> _Work to be completed_
Below is a listing; copy all of it exactly.

Figure record listings:
**********
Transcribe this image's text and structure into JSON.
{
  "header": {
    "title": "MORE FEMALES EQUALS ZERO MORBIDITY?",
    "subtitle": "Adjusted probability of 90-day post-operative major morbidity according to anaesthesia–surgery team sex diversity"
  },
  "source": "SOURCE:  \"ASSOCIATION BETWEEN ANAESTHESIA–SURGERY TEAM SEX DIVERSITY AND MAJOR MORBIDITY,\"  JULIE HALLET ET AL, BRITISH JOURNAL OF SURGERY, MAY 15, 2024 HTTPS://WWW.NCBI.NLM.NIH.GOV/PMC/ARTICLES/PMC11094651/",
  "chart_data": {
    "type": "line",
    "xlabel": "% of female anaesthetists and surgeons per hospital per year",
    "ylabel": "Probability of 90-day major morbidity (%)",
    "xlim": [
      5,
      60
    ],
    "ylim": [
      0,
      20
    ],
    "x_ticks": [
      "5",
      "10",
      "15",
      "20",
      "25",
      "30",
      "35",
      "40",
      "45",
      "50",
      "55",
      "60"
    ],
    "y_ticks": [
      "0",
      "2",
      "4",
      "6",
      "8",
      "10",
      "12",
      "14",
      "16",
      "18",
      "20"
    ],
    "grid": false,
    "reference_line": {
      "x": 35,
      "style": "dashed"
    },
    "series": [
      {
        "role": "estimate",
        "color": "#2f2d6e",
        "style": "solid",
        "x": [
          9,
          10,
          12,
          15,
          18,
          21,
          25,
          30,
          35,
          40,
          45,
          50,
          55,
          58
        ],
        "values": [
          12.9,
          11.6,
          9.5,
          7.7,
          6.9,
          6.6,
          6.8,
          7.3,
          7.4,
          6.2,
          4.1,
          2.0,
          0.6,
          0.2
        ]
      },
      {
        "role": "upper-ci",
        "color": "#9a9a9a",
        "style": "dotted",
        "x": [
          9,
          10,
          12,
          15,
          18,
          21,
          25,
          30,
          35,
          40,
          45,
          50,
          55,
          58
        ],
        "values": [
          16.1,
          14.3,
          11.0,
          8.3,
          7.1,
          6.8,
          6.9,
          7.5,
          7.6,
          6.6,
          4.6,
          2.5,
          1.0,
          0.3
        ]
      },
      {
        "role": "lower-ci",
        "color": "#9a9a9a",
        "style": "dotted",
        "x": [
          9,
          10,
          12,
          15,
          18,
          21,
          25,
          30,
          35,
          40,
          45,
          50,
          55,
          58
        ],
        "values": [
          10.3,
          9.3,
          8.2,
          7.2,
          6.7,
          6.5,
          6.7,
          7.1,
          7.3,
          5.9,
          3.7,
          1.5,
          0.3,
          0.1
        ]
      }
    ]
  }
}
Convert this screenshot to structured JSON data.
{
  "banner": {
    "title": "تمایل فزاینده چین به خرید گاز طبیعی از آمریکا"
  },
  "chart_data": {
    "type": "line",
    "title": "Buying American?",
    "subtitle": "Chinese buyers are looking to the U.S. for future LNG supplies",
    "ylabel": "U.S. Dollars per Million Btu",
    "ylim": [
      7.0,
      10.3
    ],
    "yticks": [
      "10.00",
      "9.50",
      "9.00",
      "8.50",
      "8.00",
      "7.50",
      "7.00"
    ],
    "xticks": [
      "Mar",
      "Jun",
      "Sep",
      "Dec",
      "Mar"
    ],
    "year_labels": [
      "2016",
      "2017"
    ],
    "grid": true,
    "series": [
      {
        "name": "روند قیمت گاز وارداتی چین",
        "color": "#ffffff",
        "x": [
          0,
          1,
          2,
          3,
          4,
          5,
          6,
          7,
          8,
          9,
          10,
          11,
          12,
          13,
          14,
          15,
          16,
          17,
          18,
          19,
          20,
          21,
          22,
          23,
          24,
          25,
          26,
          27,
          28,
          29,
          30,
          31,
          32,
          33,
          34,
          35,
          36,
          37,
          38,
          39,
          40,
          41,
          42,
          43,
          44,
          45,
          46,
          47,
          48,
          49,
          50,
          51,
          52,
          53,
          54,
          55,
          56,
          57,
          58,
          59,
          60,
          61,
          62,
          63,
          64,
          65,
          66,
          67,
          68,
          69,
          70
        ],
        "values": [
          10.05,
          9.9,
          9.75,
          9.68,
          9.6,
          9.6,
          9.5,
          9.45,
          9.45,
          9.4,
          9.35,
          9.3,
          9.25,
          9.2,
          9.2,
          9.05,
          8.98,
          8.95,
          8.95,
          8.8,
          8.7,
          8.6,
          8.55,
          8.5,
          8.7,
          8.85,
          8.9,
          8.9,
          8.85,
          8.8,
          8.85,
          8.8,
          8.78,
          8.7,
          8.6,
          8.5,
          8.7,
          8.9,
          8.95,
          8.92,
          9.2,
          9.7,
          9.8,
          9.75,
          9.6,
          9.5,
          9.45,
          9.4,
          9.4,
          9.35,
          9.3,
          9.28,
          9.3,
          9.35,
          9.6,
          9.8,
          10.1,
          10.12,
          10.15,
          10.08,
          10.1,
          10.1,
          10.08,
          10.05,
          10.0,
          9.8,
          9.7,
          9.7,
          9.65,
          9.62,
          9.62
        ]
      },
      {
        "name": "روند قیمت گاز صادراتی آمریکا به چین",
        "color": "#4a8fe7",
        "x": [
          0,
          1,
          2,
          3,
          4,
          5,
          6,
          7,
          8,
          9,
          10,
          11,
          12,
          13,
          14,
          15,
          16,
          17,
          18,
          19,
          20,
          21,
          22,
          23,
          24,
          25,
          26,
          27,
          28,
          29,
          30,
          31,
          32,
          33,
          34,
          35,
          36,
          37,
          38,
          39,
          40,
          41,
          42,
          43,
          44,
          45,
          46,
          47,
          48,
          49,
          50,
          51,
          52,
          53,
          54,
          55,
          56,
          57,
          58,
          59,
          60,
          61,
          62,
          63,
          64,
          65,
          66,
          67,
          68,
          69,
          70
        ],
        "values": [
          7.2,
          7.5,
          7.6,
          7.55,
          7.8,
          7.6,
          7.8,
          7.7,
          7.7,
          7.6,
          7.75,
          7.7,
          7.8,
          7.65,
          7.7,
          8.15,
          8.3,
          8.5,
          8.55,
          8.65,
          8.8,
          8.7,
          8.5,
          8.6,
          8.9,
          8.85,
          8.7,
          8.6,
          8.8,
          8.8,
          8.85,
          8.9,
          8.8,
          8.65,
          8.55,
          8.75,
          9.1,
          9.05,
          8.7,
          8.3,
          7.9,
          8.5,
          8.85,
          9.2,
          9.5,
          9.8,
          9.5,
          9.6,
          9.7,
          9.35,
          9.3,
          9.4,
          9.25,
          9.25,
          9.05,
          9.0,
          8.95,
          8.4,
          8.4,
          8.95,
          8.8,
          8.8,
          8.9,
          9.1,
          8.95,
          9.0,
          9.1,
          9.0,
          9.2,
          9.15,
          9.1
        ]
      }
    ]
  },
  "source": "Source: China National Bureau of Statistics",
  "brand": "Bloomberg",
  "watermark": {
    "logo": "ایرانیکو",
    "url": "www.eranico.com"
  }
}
**********
> _Solution_
Transcribe this image's text and structure into JSON.
{
  "header": {
    "title": "MORE FEMALES EQUALS ZERO MORBIDITY?",
    "subtitle": "Adjusted probability of 90-day post-operative major morbidity according to anaesthesia–surgery team sex diversity"
  },
  "source": "SOURCE:  \"ASSOCIATION BETWEEN ANAESTHESIA–SURGERY TEAM SEX DIVERSITY AND MAJOR MORBIDITY,\"  JULIE HALLET ET AL, BRITISH JOURNAL OF SURGERY, MAY 15, 2024 HTTPS://WWW.NCBI.NLM.NIH.GOV/PMC/ARTICLES/PMC11094651/",
  "chart_data": {
    "type": "line",
    "xlabel": "% of female anaesthetists and surgeons per hospital per year",
    "ylabel": "Probability of 90-day major morbidity (%)",
    "xlim": [
      5,
      60
    ],
    "ylim": [
      0,
      20
    ],
    "x_ticks": [
      "5",
      "10",
      "15",
      "20",
      "25",
      "30",
      "35",
      "40",
      "45",
      "50",
      "55",
      "60"
    ],
    "y_ticks": [
      "0",
      "2",
      "4",
      "6",
      "8",
      "10",
      "12",
      "14",
      "16",
      "18",
      "20"
    ],
    "grid": false,
    "reference_line": {
      "x": 35,
      "style": "dashed"
    },
    "series": [
      {
        "role": "estimate",
        "color": "#2f2d6e",
        "style": "solid",
        "x": [
          9,
          10,
          12,
          15,
          18,
          21,
          25,
          30,
          35,
          40,
          45,
          50,
          55,
          58
        ],
        "values": [
          12.9,
          11.6,
          9.5,
          7.7,
          6.9,
          6.6,
          6.8,
          7.3,
          7.4,
          6.2,
          4.1,
          2.0,
          0.6,
          0.2
        ]
      },
      {
        "role": "upper-ci",
        "color": "#9a9a9a",
        "style": "dotted",
        "x": [
          9,
          10,
          12,
          15,
          18,
          21,
          25,
          30,
          35,
          40,
          45,
          50,
          55,
          58
        ],
        "values": [
          16.1,
          14.3,
          11.0,
          8.3,
          7.1,
          6.8,
          6.9,
          7.5,
          7.6,
          6.6,
          4.6,
          2.5,
          1.0,
          0.3
        ]
      },
      {
        "role": "lower-ci",
        "color": "#9a9a9a",
        "style": "dotted",
        "x": [
          9,
          10,
          12,
          15,
          18,
          21,
          25,
          30,
          35,
          40,
          45,
          50,
          55,
          58
        ],
        "values": [
          10.3,
          9.3,
          8.2,
          7.2,
          6.7,
          6.5,
          6.7,
          7.1,
          7.3,
          5.9,
          3.7,
          1.5,
          0.3,
          0.1
        ]
      }
    ]
  }
}
Convert this screenshot to structured JSON data.
{
  "banner": {
    "title": "تمایل فزاینده چین به خرید گاز طبیعی از آمریکا"
  },
  "chart_data": {
    "type": "line",
    "title": "Buying American?",
    "subtitle": "Chinese buyers are looking to the U.S. for future LNG supplies",
    "ylabel": "U.S. Dollars per Million Btu",
    "ylim": [
      7.0,
      10.3
    ],
    "yticks": [
      "10.00",
      "9.50",
      "9.00",
      "8.50",
      "8.00",
      "7.50",
      "7.00"
    ],
    "xticks": [
      "Mar",
      "Jun",
      "Sep",
      "Dec",
      "Mar"
    ],
    "year_labels": [
      "2016",
      "2017"
    ],
    "grid": true,
    "series": [
      {
        "name": "روند قیمت گاز وارداتی چین",
        "color": "#ffffff",
        "x": [
          0,
          1,
          2,
          3,
          4,
          5,
          6,
          7,
          8,
          9,
          10,
          11,
          12,
          13,
          14,
          15,
          16,
          17,
          18,
          19,
          20,
          21,
          22,
          23,
          24,
          25,
          26,
          27,
          28,
          29,
          30,
          31,
          32,
          33,
          34,
          35,
          36,
          37,
          38,
          39,
          40,
          41,
          42,
          43,
          44,
          45,
          46,
          47,
          48,
          49,
          50,
          51,
          52,
          53,
          54,
          55,
          56,
          57,
          58,
          59,
          60,
          61,
          62,
          63,
          64,
          65,
          66,
          67,
          68,
          69,
          70
        ],
        "values": [
          10.05,
          9.9,
          9.75,
          9.68,
          9.6,
          9.6,
          9.5,
          9.45,
          9.45,
          9.4,
          9.35,
          9.3,
          9.25,
          9.2,
          9.2,
          9.05,
          8.98,
          8.95,
          8.95,
          8.8,
          8.7,
          8.6,
          8.55,
          8.5,
          8.7,
          8.85,
          8.9,
          8.9,
          8.85,
          8.8,
          8.85,
          8.8,
          8.78,
          8.7,
          8.6,
          8.5,
          8.7,
          8.9,
          8.95,
          8.92,
          9.2,
          9.7,
          9.8,
          9.75,
          9.6,
          9.5,
          9.45,
          9.4,
          9.4,
          9.35,
          9.3,
          9.28,
          9.3,
          9.35,
          9.6,
          9.8,
          10.1,
          10.12,
          10.15,
          10.08,
          10.1,
          10.1,
          10.08,
          10.05,
          10.0,
          9.8,
          9.7,
          9.7,
          9.65,
          9.62,
          9.62
        ]
      },
      {
        "name": "روند قیمت گاز صادراتی آمریکا به چین",
        "color": "#4a8fe7",
        "x": [
          0,
          1,
          2,
          3,
          4,
          5,
          6,
          7,
          8,
          9,
          10,
          11,
          12,
          13,
          14,
          15,
          16,
          17,
          18,
          19,
          20,
          21,
          22,
          23,
          24,
          25,
          26,
          27,
          28,
          29,
          30,
          31,
          32,
          33,
          34,
          35,
          36,
          37,
          38,
          39,
          40,
          41,
          42,
          43,
          44,
          45,
          46,
          47,
          48,
          49,
          50,
          51,
          52,
          53,
          54,
          55,
          56,
          57,
          58,
          59,
          60,
          61,
          62,
          63,
          64,
          65,
          66,
          67,
          68,
          69,
          70
        ],
        "values": [
          7.2,
          7.5,
          7.6,
          7.55,
          7.8,
          7.6,
          7.8,
          7.7,
          7.7,
          7.6,
          7.75,
          7.7,
          7.8,
          7.65,
          7.7,
          8.15,
          8.3,
          8.5,
          8.55,
          8.65,
          8.8,
          8.7,
          8.5,
          8.6,
          8.9,
          8.85,
          8.7,
          8.6,
          8.8,
          8.8,
          8.85,
          8.9,
          8.8,
          8.65,
          8.55,
          8.75,
          9.1,
          9.05,
          8.7,
          8.3,
          7.9,
          8.5,
          8.85,
          9.2,
          9.5,
          9.8,
          9.5,
          9.6,
          9.7,
          9.35,
          9.3,
          9.4,
          9.25,
          9.25,
          9.05,
          9.0,
          8.95,
          8.4,
          8.4,
          8.95,
          8.8,
          8.8,
          8.9,
          9.1,
          8.95,
          9.0,
          9.1,
          9.0,
          9.2,
          9.15,
          9.1
        ]
      }
    ]
  },
  "source": "Source: China National Bureau of Statistics",
  "brand": "Bloomberg",
  "watermark": {
    "logo": "ایرانیکو",
    "url": "www.eranico.com"
  }
}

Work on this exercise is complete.